▼▼▼
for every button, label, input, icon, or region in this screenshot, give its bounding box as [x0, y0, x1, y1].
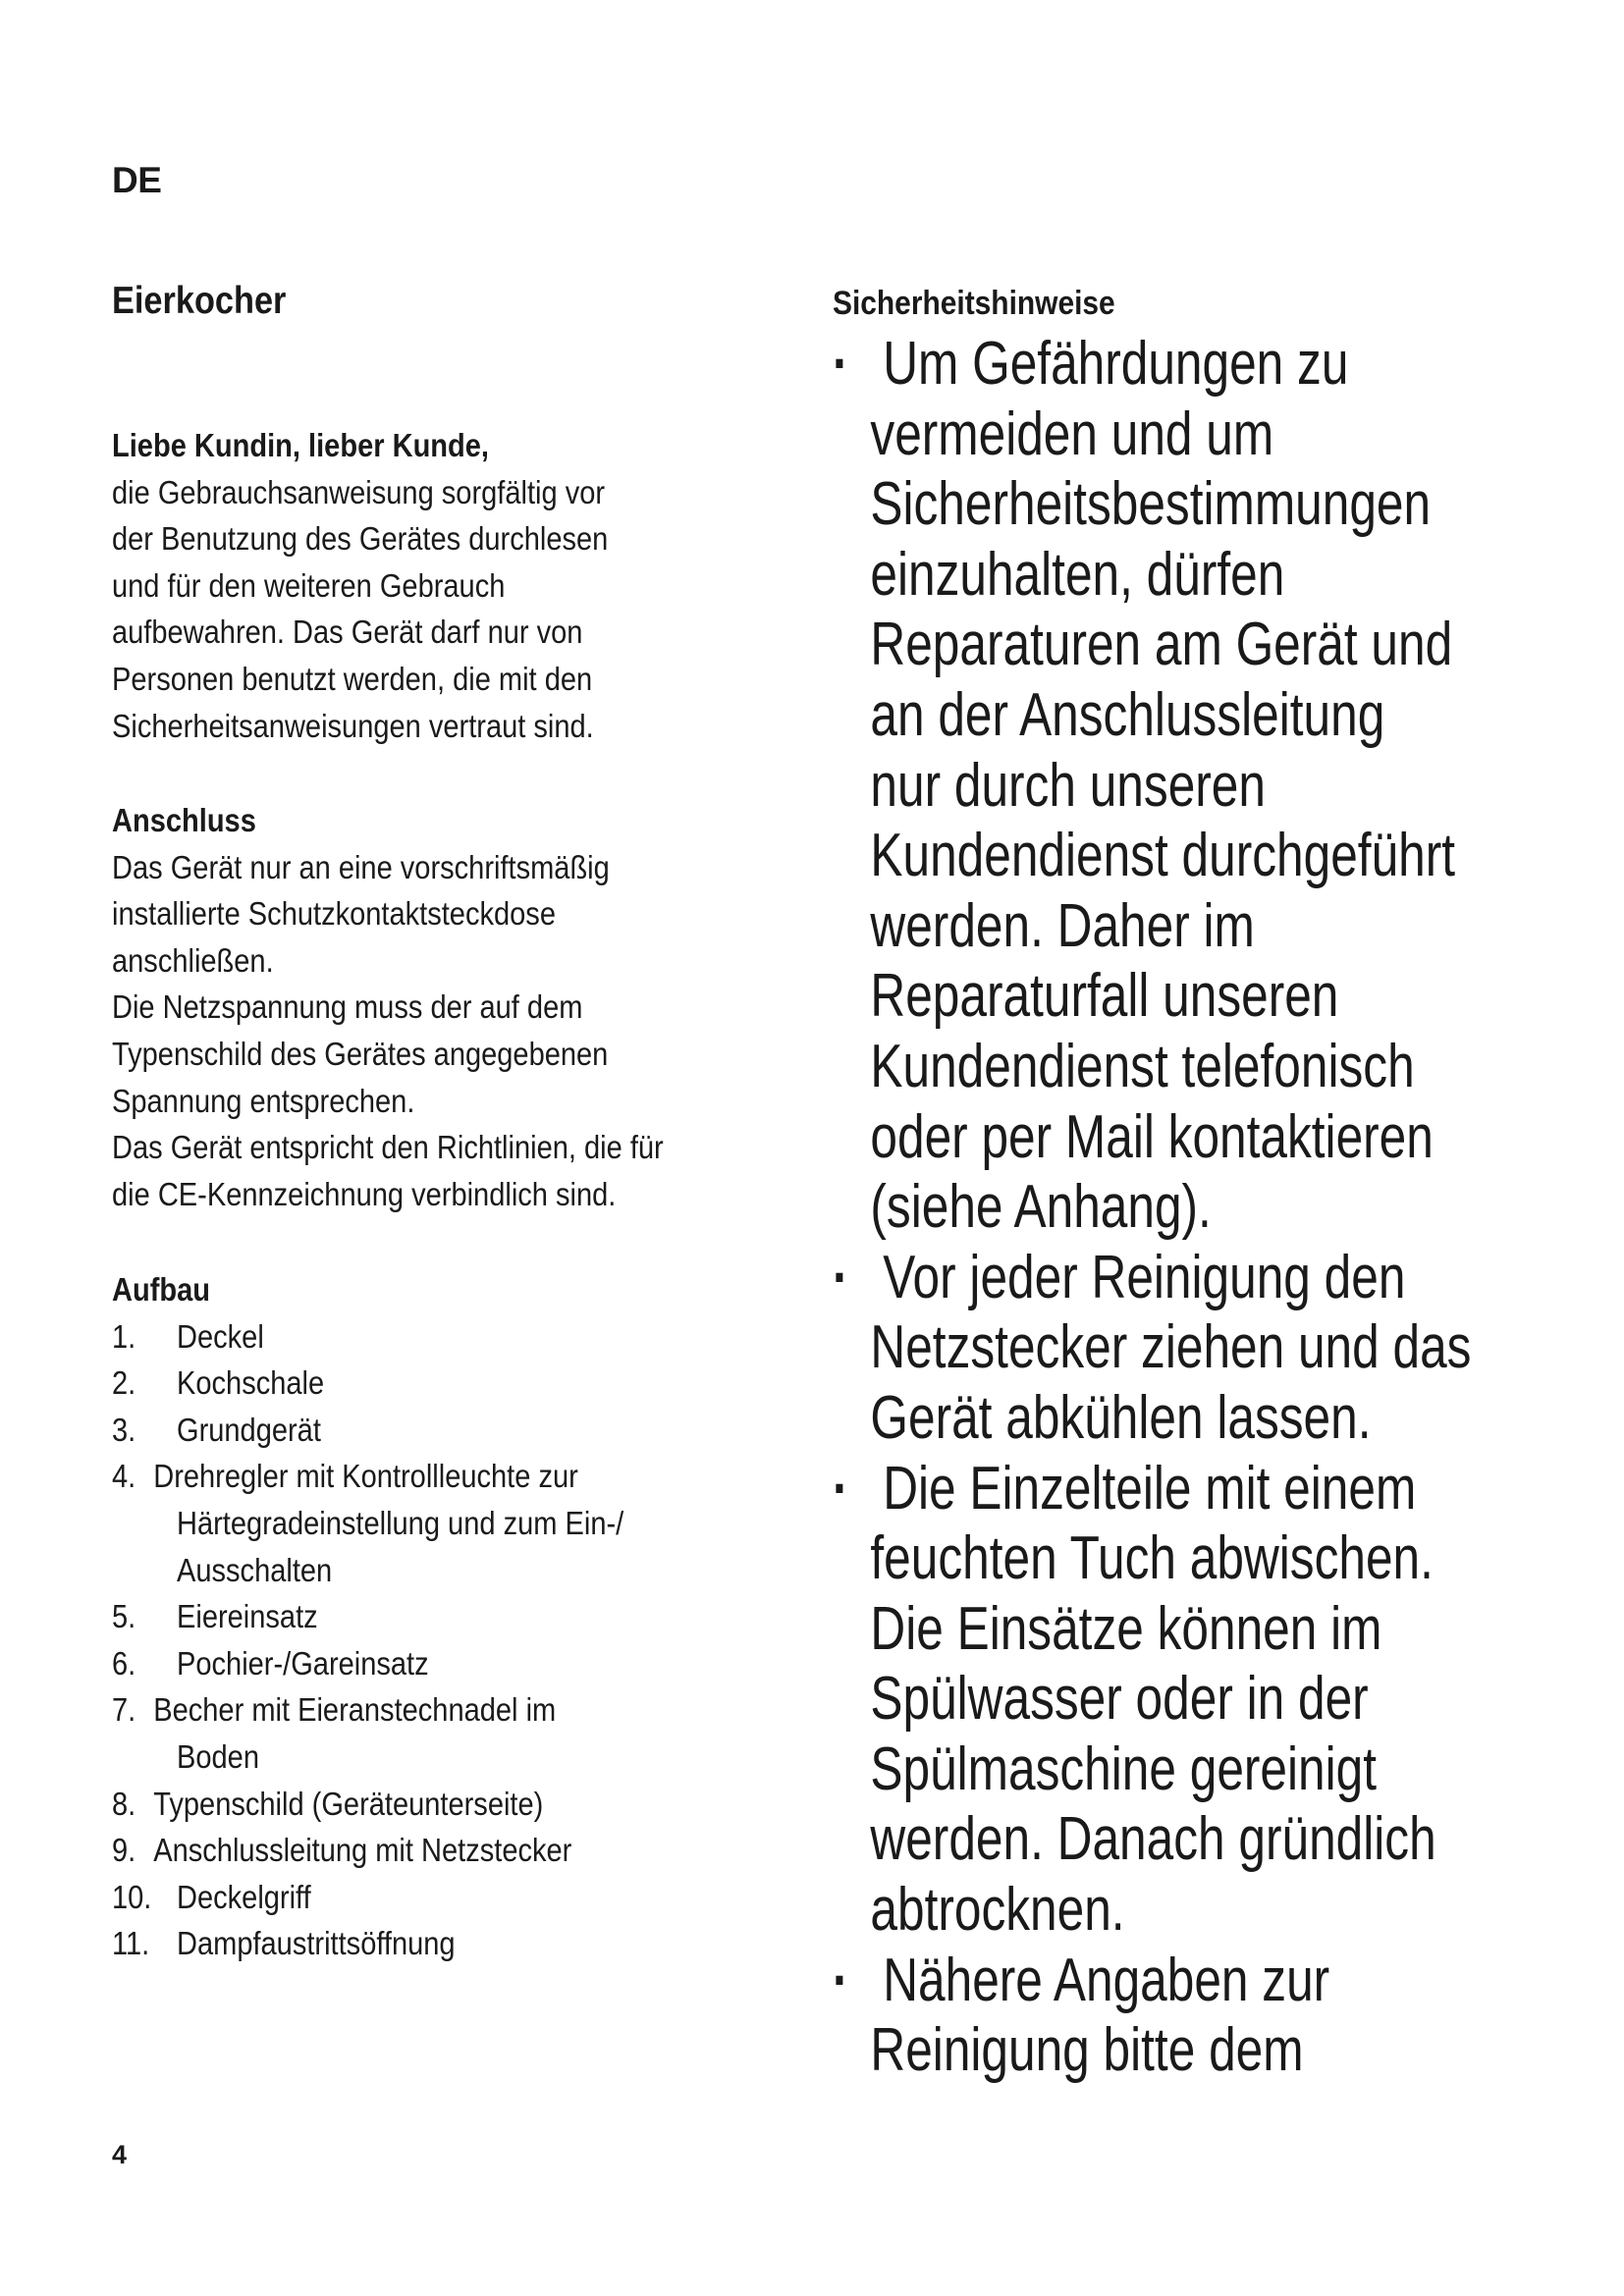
item-text: Deckel	[177, 1317, 264, 1355]
item-number: 10.	[112, 1878, 152, 1915]
item-number: 6.	[112, 1644, 136, 1682]
greeting-line: aufbewahren. Das Gerät darf nur von	[112, 614, 583, 651]
item-text: Drehregler mit Kontrollleuchte zur	[153, 1458, 578, 1495]
item-number: 1.	[112, 1317, 136, 1355]
safety-item	[833, 1946, 1598, 2086]
connection-line: Typenschild des Gerätes angegebenen	[112, 1035, 609, 1072]
safety-line: Spülwasser oder in der	[870, 1665, 1369, 1734]
item-number: 2.	[112, 1364, 136, 1402]
connection-line: installierte Schutzkontaktsteckdose	[112, 895, 556, 933]
connection-line: Die Netzspannung muss der auf dem	[112, 988, 583, 1026]
item-text: Dampfaustrittsöffnung	[177, 1925, 456, 1962]
safety-line: Kundendienst durchgeführt	[870, 822, 1456, 890]
safety-heading: Sicherheitshinweise	[833, 285, 1115, 322]
safety-line: · Vor jeder Reinigung den	[833, 1243, 1406, 1311]
bullet-icon: ·	[833, 1454, 849, 1522]
item-text: Typenschild (Geräteunterseite)	[153, 1785, 544, 1822]
item-text: Grundgerät	[177, 1411, 321, 1448]
safety-line: abtrocknen.	[870, 1876, 1125, 1945]
safety-item	[833, 329, 1598, 1243]
connection-line: anschließen.	[112, 941, 274, 979]
item-text: Kochschale	[177, 1364, 325, 1402]
connection-heading: Anschluss	[112, 802, 256, 838]
safety-item	[833, 1454, 1598, 1946]
list-item	[112, 1920, 769, 1967]
list-item	[112, 1593, 769, 1640]
safety-line: vermeiden und um	[870, 400, 1274, 468]
safety-line: Gerät abkühlen lassen.	[870, 1383, 1372, 1452]
safety-line: Reinigung bitte dem	[870, 2016, 1304, 2085]
connection-section	[112, 797, 858, 1217]
item-number: 11.	[112, 1925, 150, 1962]
item-text-continued: Ausschalten	[177, 1551, 333, 1588]
item-text: Deckelgriff	[177, 1878, 311, 1915]
page-title: Eierkocher	[112, 280, 287, 322]
list-item	[112, 1407, 769, 1454]
safety-line: an der Anschlussleitung	[870, 680, 1385, 749]
safety-line: Spülmaschine gereinigt	[870, 1735, 1377, 1803]
connection-line: Das Gerät nur an eine vorschriftsmäßig	[112, 848, 610, 885]
bullet-icon: ·	[833, 1946, 849, 2014]
item-text: Pochier-/Gareinsatz	[177, 1644, 429, 1682]
greeting-line: Sicherheitsanweisungen vertraut sind.	[112, 707, 594, 744]
list-item	[112, 1313, 769, 1361]
bullet-icon: ·	[833, 1243, 849, 1311]
safety-line: werden. Daher im	[870, 891, 1255, 960]
greeting-line: der Benutzung des Gerätes durchlesen	[112, 520, 609, 558]
safety-line: Reparaturfall unseren	[870, 962, 1339, 1031]
safety-line: · Die Einzelteile mit einem	[833, 1454, 1417, 1522]
construction-section	[112, 1266, 858, 1967]
construction-heading: Aufbau	[112, 1271, 211, 1308]
list-item	[112, 1827, 769, 1874]
list-item	[112, 1453, 769, 1593]
connection-line: Spannung entsprechen.	[112, 1082, 415, 1119]
greeting-line: Personen benutzt werden, die mit den	[112, 660, 593, 697]
safety-line: nur durch unseren	[870, 751, 1266, 820]
item-number: 5.	[112, 1598, 136, 1635]
safety-line: feuchten Tuch abwischen.	[870, 1524, 1434, 1593]
list-item	[112, 1874, 769, 1921]
list-item	[112, 1640, 769, 1687]
safety-notes	[833, 329, 1598, 2086]
greeting-heading: Liebe Kundin, lieber Kunde,	[112, 427, 490, 463]
safety-line: Kundendienst telefonisch	[870, 1032, 1415, 1100]
page-number: 4	[112, 2140, 128, 2169]
item-number: 4.	[112, 1458, 136, 1495]
safety-line: einzuhalten, dürfen	[870, 540, 1285, 609]
item-number: 7.	[112, 1691, 136, 1729]
list-item	[112, 1686, 769, 1780]
bullet-icon: ·	[833, 330, 849, 398]
safety-item	[833, 1243, 1598, 1454]
safety-line: Reparaturen am Gerät und	[870, 611, 1453, 679]
item-text: Anschlussleitung mit Netzstecker	[153, 1832, 572, 1869]
greeting-line: und für den weiteren Gebrauch	[112, 566, 506, 604]
item-text-continued: Härtegradeinstellung und zum Ein-/	[177, 1504, 624, 1541]
connection-line: die CE-Kennzeichnung verbindlich sind.	[112, 1175, 617, 1212]
safety-line: · Nähere Angaben zur	[833, 1946, 1330, 2014]
greeting-line: die Gebrauchsanweisung sorgfältig vor	[112, 473, 606, 510]
safety-line: Netzstecker ziehen und das	[870, 1313, 1472, 1382]
connection-line: Das Gerät entspricht den Richtlinien, die für	[112, 1129, 664, 1166]
list-item	[112, 1360, 769, 1407]
safety-line: oder per Mail kontaktieren	[870, 1102, 1434, 1171]
language-code: DE	[112, 160, 162, 200]
greeting-section	[112, 422, 858, 749]
item-text: Eiereinsatz	[177, 1598, 318, 1635]
safety-line: werden. Danach gründlich	[870, 1805, 1436, 1874]
parts-list	[112, 1313, 769, 1967]
safety-line: · Um Gefährdungen zu	[833, 330, 1349, 398]
list-item	[112, 1781, 769, 1828]
safety-line: Sicherheitsbestimmungen	[870, 470, 1432, 539]
item-number: 3.	[112, 1411, 136, 1448]
safety-line: Die Einsätze können im	[870, 1594, 1382, 1663]
item-text: Becher mit Eieranstechnadel im	[153, 1691, 557, 1729]
safety-line: (siehe Anhang).	[870, 1173, 1212, 1242]
item-number: 9.	[112, 1832, 136, 1869]
item-text-continued: Boden	[177, 1737, 259, 1775]
item-number: 8.	[112, 1785, 136, 1822]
▲▲▲
Aim -
Could you rewrite the whole listing with every "safety-line" changed to "warning-line" and everything else left as is, omitting the pictures?

Task answer -
for every button, label, input, icon, or region in this screenshot, give its bounding box as [x0, y0, x1, y1].
item-text: Deckel	[177, 1317, 264, 1355]
item-number: 10.	[112, 1878, 152, 1915]
item-number: 6.	[112, 1644, 136, 1682]
greeting-line: aufbewahren. Das Gerät darf nur von	[112, 614, 583, 651]
item-text: Drehregler mit Kontrollleuchte zur	[153, 1458, 578, 1495]
item-number: 1.	[112, 1317, 136, 1355]
safety-item	[833, 1946, 1598, 2086]
connection-line: Typenschild des Gerätes angegebenen	[112, 1035, 609, 1072]
warning-line: Spülwasser oder in der	[870, 1665, 1369, 1734]
item-number: 2.	[112, 1364, 136, 1402]
connection-line: installierte Schutzkontaktsteckdose	[112, 895, 556, 933]
connection-line: Die Netzspannung muss der auf dem	[112, 988, 583, 1026]
item-text: Dampfaustrittsöffnung	[177, 1925, 456, 1962]
warning-line: Kundendienst durchgeführt	[870, 822, 1456, 890]
safety-heading: Sicherheitshinweise	[833, 285, 1115, 322]
warning-line: · Vor jeder Reinigung den	[833, 1243, 1406, 1311]
bullet-icon: ·	[833, 1454, 849, 1522]
item-text: Typenschild (Geräteunterseite)	[153, 1785, 544, 1822]
item-text: Grundgerät	[177, 1411, 321, 1448]
warning-line: abtrocknen.	[870, 1876, 1125, 1945]
safety-item	[833, 329, 1598, 1243]
connection-line: anschließen.	[112, 941, 274, 979]
item-text: Kochschale	[177, 1364, 325, 1402]
connection-heading: Anschluss	[112, 802, 256, 838]
safety-item	[833, 1454, 1598, 1946]
list-item	[112, 1920, 769, 1967]
list-item	[112, 1593, 769, 1640]
warning-line: vermeiden und um	[870, 400, 1274, 468]
warning-line: Gerät abkühlen lassen.	[870, 1383, 1372, 1452]
warning-line: Reinigung bitte dem	[870, 2016, 1304, 2085]
connection-section	[112, 797, 858, 1217]
item-number: 11.	[112, 1925, 150, 1962]
item-text-continued: Ausschalten	[177, 1551, 333, 1588]
item-text: Deckelgriff	[177, 1878, 311, 1915]
page-title: Eierkocher	[112, 280, 287, 322]
list-item	[112, 1407, 769, 1454]
warning-line: an der Anschlussleitung	[870, 680, 1385, 749]
warning-line: Spülmaschine gereinigt	[870, 1735, 1377, 1803]
connection-line: Das Gerät nur an eine vorschriftsmäßig	[112, 848, 610, 885]
bullet-icon: ·	[833, 1946, 849, 2014]
item-text: Pochier-/Gareinsatz	[177, 1644, 429, 1682]
greeting-line: Sicherheitsanweisungen vertraut sind.	[112, 707, 594, 744]
list-item	[112, 1313, 769, 1361]
bullet-icon: ·	[833, 1243, 849, 1311]
warning-line: werden. Daher im	[870, 891, 1255, 960]
greeting-line: der Benutzung des Gerätes durchlesen	[112, 520, 609, 558]
warning-line: Reparaturfall unseren	[870, 962, 1339, 1031]
warning-line: · Die Einzelteile mit einem	[833, 1454, 1417, 1522]
construction-section	[112, 1266, 858, 1967]
construction-heading: Aufbau	[112, 1271, 211, 1308]
list-item	[112, 1827, 769, 1874]
list-item	[112, 1453, 769, 1593]
connection-line: Spannung entsprechen.	[112, 1082, 415, 1119]
greeting-line: Personen benutzt werden, die mit den	[112, 660, 593, 697]
warning-line: nur durch unseren	[870, 751, 1266, 820]
item-number: 5.	[112, 1598, 136, 1635]
warning-line: feuchten Tuch abwischen.	[870, 1524, 1434, 1593]
list-item	[112, 1874, 769, 1921]
list-item	[112, 1640, 769, 1687]
safety-notes	[833, 329, 1598, 2086]
greeting-heading: Liebe Kundin, lieber Kunde,	[112, 427, 490, 463]
warning-line: Kundendienst telefonisch	[870, 1032, 1415, 1100]
page-number: 4	[112, 2140, 128, 2169]
item-number: 4.	[112, 1458, 136, 1495]
warning-line: einzuhalten, dürfen	[870, 540, 1285, 609]
item-number: 7.	[112, 1691, 136, 1729]
list-item	[112, 1686, 769, 1780]
bullet-icon: ·	[833, 330, 849, 398]
safety-item	[833, 1243, 1598, 1454]
warning-line: Reparaturen am Gerät und	[870, 611, 1453, 679]
item-text: Anschlussleitung mit Netzstecker	[153, 1832, 572, 1869]
greeting-line: und für den weiteren Gebrauch	[112, 566, 506, 604]
item-text-continued: Härtegradeinstellung und zum Ein-/	[177, 1504, 624, 1541]
connection-line: die CE-Kennzeichnung verbindlich sind.	[112, 1175, 617, 1212]
warning-line: · Nähere Angaben zur	[833, 1946, 1330, 2014]
greeting-line: die Gebrauchsanweisung sorgfältig vor	[112, 473, 606, 510]
warning-line: Netzstecker ziehen und das	[870, 1313, 1472, 1382]
connection-line: Das Gerät entspricht den Richtlinien, die für	[112, 1129, 664, 1166]
list-item	[112, 1360, 769, 1407]
warning-line: oder per Mail kontaktieren	[870, 1102, 1434, 1171]
language-code: DE	[112, 160, 162, 200]
greeting-section	[112, 422, 858, 749]
item-text: Eiereinsatz	[177, 1598, 318, 1635]
warning-line: werden. Danach gründlich	[870, 1805, 1436, 1874]
parts-list	[112, 1313, 769, 1967]
warning-line: · Um Gefährdungen zu	[833, 330, 1349, 398]
list-item	[112, 1781, 769, 1828]
warning-line: Sicherheitsbestimmungen	[870, 470, 1432, 539]
item-number: 3.	[112, 1411, 136, 1448]
warning-line: Die Einsätze können im	[870, 1594, 1382, 1663]
item-text: Becher mit Eieranstechnadel im	[153, 1691, 557, 1729]
warning-line: (siehe Anhang).	[870, 1173, 1212, 1242]
item-number: 9.	[112, 1832, 136, 1869]
item-text-continued: Boden	[177, 1737, 259, 1775]
item-number: 8.	[112, 1785, 136, 1822]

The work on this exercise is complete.